# START OF RECORDED DATA

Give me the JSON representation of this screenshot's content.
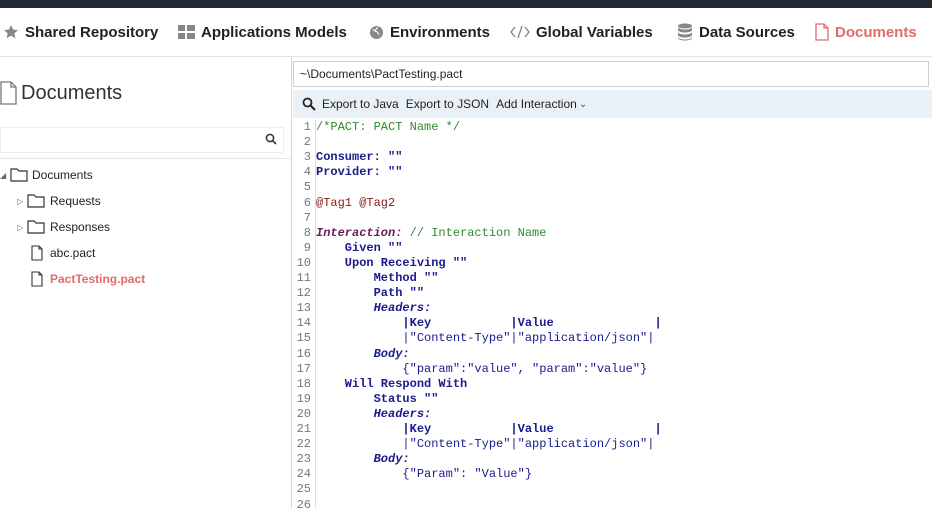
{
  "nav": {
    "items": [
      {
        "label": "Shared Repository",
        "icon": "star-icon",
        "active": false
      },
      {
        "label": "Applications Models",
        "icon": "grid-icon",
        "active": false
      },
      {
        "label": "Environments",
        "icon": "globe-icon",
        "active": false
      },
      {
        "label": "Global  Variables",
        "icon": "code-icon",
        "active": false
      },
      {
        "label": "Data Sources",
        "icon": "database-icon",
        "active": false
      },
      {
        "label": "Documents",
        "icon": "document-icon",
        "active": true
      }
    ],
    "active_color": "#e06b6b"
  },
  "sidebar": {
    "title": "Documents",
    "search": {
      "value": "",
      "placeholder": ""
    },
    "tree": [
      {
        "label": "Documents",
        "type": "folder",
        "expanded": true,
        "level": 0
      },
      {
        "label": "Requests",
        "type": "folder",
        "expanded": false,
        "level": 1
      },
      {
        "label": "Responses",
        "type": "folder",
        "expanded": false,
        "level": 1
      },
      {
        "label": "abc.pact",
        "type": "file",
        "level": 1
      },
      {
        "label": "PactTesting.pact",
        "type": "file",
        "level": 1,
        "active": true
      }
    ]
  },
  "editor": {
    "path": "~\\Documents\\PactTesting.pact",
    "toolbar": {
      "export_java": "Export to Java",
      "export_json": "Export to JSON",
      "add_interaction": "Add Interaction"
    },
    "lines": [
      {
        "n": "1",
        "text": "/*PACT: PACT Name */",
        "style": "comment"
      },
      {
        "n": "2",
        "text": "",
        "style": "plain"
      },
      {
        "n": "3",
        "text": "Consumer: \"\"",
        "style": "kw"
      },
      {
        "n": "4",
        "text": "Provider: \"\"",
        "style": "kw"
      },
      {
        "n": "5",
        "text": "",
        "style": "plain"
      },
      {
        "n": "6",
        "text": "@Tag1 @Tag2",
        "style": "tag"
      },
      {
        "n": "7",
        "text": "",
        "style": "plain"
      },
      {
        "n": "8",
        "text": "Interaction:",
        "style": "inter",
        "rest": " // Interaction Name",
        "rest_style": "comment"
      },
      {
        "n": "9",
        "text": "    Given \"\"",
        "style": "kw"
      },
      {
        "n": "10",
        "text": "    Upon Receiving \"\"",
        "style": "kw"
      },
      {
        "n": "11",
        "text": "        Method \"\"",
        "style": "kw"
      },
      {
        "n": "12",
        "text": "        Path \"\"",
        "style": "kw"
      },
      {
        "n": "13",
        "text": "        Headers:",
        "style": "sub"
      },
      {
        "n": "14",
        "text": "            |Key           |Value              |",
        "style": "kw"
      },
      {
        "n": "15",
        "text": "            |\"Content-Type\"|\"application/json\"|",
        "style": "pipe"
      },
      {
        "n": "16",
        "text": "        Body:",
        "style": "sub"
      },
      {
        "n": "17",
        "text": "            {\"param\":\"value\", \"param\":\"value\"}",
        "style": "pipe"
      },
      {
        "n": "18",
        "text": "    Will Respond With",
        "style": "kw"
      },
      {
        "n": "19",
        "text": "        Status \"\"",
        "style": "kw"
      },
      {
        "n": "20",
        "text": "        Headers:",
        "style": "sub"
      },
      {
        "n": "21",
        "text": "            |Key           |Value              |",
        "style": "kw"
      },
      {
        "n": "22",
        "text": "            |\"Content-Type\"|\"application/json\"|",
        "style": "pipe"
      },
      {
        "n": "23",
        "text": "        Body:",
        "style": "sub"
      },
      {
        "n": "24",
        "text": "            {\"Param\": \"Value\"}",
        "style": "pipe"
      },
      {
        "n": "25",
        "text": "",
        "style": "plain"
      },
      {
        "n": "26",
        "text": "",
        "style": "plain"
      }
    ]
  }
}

# END OF RECORDED DATA

- **WHAT YOU SHOULD DO**:
Scan the listing above. Collect all lines with the word "Documents".

- **FINISHED EXERCISE**:
        "label": "Documents",
    "title": "Documents",
        "label": "Documents",
    "path": "~\\Documents\\PactTesting.pact",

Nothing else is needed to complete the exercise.